■ **TO BE DONE**
Copy out all lines that hold "daters".

[Items listed in a dataset]
* START *
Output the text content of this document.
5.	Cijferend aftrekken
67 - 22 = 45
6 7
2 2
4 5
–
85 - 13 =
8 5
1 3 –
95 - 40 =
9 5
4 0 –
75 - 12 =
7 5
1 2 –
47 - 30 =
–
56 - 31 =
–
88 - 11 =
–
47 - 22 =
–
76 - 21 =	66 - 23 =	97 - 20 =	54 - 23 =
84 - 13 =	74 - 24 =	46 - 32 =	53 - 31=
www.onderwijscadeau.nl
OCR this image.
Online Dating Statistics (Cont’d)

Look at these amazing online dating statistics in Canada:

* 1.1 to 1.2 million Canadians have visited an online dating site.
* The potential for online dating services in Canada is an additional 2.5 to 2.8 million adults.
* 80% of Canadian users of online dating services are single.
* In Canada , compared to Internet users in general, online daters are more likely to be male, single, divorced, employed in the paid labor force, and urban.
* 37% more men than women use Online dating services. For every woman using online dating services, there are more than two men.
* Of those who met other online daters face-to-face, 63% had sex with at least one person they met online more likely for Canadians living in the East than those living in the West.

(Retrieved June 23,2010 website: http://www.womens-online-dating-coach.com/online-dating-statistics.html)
* END *
■ **SOLUTION TO THE EXERCISE**
* In Canada , compared to Internet users in general, online daters are more likely to be male, single, divorced, employed in the paid labor force, and urban.
* Of those who met other online daters face-to-face, 63% had sex with at least one person they met online more likely for Canadians living in the East than those living in the West.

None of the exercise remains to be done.